* **PAGE EXTRACT**
The way our system works is that people are supposed to have their gun rights until they’ve shown there’s a good reason they shouldn’t have them. That’s not based on my judgement or yours–unless you happen to be a judge, anyway. It’s the result of a court’s decision.
One way we do that is by denying felons their right to keep and bear arms.
Part of the rationale with that is that felons are more likely to continue being involved in criminal activity and so they shouldn’t get their gun rights back that easily.
And when you’re looking at someone with a string of armed robbery convictions, that makes a certain degree of sense. Of course, the fact that he has a string of armed robberies despite his felon status suggests that the law prohibiting him from getting a gun isn’t really working all that well, but I still see where people are coming from on that one.
But what about non-violent felons? Especially those for crimes most don’t even realize are felonies.
A Utah woman convicted of a felony for trying to cash a fake check in 2008 has taken her fight to own a gun to the U.S. Supreme Court.
Her attorneys filed a petition for review with the high court last week on this question: Whether the Second Amendment allows the federal government to permanently disarm petitioner Melynda Vincent, who has one 15-year-old nonviolent felony conviction for trying to cash a bad check.
“She has no history of violent behavior or other conduct that suggests she could not responsibly possess a firearm for self-defense,” her lawyers wrote. “And for more than 15 years, she has been a law-abiding citizen.”

* **TASKS**
A. Answer from the gun rights text:
(i) Felons are more likely to keep doing what, according to the stated rationale for denying them gun rights?
(ii) In what year was the Utah woman convicted?
(iii) According to her lawyers, how long has she been a law-abiding citizen?
B. List every number written in digits in the gun rights text, each with the phrase it appears in.

[Document layout analysis data]
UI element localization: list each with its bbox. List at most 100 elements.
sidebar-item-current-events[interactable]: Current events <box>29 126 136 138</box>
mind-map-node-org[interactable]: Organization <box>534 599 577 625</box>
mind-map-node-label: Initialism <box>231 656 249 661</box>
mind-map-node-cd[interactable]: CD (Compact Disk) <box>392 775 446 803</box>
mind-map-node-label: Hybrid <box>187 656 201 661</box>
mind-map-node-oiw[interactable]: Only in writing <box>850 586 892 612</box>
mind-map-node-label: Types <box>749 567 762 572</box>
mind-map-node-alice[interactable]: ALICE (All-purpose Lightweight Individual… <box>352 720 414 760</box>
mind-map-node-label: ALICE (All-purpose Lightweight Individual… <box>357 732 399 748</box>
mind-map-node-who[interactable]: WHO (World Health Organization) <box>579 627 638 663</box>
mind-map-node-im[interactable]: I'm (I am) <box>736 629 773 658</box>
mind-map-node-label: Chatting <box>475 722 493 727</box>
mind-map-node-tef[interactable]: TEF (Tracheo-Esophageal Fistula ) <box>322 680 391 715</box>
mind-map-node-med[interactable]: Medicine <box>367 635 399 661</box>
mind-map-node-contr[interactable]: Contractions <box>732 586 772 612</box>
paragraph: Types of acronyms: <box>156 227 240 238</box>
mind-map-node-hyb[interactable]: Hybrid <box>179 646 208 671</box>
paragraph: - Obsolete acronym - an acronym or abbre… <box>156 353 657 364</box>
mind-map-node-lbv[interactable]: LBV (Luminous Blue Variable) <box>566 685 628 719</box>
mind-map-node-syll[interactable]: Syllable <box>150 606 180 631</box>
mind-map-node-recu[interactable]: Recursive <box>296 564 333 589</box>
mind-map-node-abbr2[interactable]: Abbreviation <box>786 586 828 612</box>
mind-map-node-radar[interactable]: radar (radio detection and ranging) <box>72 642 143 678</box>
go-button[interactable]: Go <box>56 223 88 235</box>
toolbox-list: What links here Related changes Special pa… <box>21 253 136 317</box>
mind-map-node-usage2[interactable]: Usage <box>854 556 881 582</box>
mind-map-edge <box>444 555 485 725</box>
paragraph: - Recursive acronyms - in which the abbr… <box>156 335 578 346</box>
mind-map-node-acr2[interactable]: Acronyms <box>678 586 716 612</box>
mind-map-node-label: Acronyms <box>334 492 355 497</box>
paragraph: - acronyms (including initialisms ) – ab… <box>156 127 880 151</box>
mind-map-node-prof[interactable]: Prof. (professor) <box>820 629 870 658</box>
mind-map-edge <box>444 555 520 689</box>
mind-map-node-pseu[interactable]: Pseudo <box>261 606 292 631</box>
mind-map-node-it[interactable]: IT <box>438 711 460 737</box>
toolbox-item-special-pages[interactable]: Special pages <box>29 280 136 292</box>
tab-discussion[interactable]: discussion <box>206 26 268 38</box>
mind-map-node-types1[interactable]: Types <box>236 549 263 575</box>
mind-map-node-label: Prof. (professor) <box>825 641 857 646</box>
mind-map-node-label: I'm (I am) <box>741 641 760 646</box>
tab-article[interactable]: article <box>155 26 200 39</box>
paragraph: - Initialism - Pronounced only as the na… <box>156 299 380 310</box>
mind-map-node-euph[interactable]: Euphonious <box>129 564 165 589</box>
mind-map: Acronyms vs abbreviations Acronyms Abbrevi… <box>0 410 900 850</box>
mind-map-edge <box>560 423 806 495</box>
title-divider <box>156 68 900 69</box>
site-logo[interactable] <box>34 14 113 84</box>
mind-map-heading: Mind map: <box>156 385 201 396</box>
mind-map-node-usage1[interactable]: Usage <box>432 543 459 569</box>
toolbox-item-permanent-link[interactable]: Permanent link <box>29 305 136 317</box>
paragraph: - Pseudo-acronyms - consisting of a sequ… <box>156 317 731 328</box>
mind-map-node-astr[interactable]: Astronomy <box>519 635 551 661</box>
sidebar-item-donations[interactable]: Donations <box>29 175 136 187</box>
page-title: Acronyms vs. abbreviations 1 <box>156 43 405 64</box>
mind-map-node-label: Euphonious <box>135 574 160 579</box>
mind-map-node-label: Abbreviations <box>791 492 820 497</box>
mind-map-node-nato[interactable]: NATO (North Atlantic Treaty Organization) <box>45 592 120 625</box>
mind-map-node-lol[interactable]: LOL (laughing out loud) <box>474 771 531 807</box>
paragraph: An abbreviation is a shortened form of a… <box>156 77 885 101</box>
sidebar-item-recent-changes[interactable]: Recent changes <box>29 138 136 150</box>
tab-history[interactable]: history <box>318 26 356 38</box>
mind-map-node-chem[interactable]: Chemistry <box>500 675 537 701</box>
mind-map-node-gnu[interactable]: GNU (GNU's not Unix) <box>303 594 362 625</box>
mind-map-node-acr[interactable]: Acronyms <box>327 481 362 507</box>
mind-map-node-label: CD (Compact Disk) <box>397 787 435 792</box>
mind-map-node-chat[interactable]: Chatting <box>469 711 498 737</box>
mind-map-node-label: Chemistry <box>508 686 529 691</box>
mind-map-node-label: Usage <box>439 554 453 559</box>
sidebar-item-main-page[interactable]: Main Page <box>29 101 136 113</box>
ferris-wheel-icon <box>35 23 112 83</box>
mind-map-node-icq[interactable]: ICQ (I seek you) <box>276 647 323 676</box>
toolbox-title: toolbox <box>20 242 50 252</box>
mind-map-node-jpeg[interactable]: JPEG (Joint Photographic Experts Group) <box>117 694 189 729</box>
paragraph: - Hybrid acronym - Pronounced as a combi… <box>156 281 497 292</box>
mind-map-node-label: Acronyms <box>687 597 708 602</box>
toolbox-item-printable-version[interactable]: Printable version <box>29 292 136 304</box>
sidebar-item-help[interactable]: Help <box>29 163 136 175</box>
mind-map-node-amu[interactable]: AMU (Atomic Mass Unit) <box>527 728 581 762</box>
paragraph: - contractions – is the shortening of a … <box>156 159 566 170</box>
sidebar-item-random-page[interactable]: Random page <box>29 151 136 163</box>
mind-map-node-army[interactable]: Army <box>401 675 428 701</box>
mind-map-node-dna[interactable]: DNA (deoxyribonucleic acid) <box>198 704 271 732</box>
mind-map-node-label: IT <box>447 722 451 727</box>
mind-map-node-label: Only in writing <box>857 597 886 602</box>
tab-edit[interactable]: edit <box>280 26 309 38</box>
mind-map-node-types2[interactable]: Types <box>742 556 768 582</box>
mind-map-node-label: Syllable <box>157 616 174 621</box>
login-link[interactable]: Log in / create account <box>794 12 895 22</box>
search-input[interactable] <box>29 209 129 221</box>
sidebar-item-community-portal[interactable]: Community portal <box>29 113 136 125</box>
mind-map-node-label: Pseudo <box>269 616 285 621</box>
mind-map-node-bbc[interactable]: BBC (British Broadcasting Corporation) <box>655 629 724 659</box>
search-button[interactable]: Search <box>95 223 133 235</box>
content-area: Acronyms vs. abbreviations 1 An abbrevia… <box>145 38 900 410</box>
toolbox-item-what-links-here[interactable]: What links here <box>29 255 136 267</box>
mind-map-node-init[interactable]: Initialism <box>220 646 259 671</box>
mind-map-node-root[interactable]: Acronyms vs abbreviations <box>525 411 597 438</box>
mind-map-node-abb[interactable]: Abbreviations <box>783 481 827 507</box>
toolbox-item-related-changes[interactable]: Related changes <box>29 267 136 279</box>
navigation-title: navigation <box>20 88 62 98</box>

* **EXERCISE RESPONSES**
A.
(i) Continue being involved in criminal activity
(ii) 2008
(iii) More than 15 years

B.
2008: "in 2008"
15: "one 15-year-old nonviolent felony conviction"
15: "for more than 15 years"